Assemble all lines in which the string "يقتل" appears.

Saved entries:
----------
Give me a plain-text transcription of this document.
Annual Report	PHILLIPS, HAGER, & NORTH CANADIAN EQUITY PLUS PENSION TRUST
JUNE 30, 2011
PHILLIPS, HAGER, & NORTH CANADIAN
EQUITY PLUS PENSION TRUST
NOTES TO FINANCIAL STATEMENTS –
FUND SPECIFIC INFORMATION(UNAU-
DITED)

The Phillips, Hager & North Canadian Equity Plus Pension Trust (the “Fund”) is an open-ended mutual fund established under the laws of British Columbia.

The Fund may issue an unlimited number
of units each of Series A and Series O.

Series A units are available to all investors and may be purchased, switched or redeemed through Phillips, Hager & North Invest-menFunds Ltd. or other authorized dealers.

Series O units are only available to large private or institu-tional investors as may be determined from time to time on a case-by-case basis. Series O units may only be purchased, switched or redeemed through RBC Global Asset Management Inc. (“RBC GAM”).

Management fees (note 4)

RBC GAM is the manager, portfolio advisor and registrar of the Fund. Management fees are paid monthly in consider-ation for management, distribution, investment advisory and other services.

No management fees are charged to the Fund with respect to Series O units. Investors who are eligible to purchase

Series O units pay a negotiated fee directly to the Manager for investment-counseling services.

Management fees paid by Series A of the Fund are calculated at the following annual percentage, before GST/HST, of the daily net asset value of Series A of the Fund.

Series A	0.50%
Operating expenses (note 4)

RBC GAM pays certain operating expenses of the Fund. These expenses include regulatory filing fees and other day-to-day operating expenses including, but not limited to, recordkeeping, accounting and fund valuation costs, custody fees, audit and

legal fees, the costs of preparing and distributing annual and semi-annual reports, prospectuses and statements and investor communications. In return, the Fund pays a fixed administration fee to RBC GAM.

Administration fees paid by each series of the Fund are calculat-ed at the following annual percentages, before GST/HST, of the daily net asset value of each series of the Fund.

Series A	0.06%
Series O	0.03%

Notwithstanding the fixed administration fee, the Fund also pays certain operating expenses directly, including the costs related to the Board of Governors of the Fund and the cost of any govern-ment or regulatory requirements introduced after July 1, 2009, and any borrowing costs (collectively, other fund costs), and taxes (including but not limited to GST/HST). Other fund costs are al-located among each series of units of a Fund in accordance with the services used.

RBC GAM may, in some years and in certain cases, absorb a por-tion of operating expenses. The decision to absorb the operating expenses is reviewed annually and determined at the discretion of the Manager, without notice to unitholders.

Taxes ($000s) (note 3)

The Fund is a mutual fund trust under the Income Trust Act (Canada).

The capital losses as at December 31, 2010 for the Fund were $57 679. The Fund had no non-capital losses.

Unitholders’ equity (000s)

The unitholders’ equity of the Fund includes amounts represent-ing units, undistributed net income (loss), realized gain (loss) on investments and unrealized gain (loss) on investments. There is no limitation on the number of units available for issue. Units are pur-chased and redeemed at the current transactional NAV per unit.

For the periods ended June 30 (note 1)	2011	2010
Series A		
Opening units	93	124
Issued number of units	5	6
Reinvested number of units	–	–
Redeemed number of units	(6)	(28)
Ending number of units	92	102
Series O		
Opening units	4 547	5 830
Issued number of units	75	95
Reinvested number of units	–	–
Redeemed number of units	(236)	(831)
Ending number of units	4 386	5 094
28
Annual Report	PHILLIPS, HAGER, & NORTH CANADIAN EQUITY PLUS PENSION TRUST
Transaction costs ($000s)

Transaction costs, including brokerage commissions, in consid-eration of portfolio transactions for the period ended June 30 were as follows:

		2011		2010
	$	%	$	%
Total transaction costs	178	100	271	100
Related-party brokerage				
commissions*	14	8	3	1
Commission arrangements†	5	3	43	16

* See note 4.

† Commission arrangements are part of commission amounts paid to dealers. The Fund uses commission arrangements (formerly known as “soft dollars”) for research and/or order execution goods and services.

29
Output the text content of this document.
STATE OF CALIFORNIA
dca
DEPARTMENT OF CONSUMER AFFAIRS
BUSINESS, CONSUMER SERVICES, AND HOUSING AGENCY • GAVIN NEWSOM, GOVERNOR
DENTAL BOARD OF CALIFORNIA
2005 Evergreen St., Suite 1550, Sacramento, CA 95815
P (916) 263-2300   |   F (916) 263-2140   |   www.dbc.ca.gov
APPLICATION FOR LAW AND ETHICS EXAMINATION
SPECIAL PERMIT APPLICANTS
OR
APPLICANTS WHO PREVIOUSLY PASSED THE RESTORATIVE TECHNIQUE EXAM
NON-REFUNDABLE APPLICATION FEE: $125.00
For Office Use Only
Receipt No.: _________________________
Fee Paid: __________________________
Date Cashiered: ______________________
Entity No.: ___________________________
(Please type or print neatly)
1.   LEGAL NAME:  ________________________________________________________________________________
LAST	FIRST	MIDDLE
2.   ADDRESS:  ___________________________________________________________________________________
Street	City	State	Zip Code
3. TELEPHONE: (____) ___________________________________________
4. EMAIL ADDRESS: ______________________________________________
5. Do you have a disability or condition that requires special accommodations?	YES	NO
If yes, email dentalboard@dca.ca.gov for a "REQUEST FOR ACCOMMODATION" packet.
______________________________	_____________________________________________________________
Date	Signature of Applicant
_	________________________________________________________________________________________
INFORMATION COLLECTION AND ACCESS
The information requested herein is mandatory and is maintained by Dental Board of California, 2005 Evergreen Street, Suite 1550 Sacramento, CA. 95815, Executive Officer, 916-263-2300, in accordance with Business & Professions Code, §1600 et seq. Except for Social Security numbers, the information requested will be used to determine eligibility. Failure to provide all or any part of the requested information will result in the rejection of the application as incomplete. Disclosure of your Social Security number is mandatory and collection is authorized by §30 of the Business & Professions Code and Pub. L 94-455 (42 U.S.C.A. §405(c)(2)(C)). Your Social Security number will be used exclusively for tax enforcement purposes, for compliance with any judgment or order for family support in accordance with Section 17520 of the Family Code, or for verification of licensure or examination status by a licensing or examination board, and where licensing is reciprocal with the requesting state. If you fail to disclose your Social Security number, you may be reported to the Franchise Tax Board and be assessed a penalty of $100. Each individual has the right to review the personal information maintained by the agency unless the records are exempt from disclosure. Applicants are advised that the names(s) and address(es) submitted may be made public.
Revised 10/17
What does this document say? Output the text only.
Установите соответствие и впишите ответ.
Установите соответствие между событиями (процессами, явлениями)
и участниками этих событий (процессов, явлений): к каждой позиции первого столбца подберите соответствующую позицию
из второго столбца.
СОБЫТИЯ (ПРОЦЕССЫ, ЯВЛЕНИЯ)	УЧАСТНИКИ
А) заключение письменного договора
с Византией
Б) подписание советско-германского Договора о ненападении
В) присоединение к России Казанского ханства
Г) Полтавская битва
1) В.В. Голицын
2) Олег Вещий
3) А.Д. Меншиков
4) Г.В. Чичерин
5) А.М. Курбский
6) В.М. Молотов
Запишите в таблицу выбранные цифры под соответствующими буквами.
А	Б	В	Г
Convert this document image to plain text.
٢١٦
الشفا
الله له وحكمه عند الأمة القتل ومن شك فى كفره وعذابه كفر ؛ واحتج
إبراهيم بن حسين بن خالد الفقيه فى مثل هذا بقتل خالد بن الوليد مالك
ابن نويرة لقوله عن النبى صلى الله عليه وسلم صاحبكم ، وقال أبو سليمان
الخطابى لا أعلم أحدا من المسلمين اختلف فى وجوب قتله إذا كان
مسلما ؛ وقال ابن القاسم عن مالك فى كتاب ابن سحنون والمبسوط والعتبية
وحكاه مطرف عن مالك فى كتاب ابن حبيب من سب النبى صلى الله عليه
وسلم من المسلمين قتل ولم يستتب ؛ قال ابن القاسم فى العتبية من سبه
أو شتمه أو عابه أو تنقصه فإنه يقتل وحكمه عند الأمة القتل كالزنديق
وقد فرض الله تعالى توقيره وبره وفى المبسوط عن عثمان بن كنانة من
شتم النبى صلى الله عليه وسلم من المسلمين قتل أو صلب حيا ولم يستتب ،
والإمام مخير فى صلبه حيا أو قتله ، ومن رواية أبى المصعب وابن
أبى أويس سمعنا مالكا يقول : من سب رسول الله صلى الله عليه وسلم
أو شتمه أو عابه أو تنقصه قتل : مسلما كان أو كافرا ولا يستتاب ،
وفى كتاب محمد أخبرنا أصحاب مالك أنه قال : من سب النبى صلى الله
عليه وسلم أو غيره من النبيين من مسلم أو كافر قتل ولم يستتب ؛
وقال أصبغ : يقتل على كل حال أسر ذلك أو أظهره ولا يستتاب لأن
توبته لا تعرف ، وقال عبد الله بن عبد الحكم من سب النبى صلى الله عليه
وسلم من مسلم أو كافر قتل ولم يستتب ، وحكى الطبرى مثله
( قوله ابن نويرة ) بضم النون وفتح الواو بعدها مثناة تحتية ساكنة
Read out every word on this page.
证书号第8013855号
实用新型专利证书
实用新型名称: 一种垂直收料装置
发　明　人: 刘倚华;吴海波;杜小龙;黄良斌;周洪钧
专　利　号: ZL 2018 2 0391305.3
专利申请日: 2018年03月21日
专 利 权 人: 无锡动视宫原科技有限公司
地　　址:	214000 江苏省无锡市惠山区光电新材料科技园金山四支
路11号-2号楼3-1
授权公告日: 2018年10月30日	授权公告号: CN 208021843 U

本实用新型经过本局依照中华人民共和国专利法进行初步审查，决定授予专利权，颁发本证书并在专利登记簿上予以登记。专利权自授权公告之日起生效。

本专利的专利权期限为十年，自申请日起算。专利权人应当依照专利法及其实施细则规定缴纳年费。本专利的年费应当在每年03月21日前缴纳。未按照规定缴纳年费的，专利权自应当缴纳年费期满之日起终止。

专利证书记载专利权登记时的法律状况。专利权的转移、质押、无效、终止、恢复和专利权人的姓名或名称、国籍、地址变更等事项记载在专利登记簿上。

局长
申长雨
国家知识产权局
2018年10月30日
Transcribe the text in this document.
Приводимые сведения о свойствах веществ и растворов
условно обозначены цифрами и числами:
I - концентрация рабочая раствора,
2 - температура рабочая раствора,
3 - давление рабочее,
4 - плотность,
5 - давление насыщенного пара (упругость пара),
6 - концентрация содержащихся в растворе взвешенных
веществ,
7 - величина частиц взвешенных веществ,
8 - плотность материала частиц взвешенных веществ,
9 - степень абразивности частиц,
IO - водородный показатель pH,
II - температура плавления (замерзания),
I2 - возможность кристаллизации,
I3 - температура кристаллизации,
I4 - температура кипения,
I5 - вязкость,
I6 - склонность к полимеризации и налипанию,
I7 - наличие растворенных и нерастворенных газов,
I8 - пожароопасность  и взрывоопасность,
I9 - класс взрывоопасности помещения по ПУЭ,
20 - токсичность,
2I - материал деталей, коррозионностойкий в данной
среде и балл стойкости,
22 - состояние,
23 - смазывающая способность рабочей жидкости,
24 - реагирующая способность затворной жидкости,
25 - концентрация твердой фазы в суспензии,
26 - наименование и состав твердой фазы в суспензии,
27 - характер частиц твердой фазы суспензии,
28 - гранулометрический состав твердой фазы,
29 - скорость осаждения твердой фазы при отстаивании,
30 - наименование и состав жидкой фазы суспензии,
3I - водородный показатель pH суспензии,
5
----------
■ **TASK RESULT**:
أو شتمه أو عابه أو تنقصه فإنه يقتل وحكمه عند الأمة القتل كالزنديق
وقال أصبغ : يقتل على كل حال أسر ذلك أو أظهره ولا يستتاب لأن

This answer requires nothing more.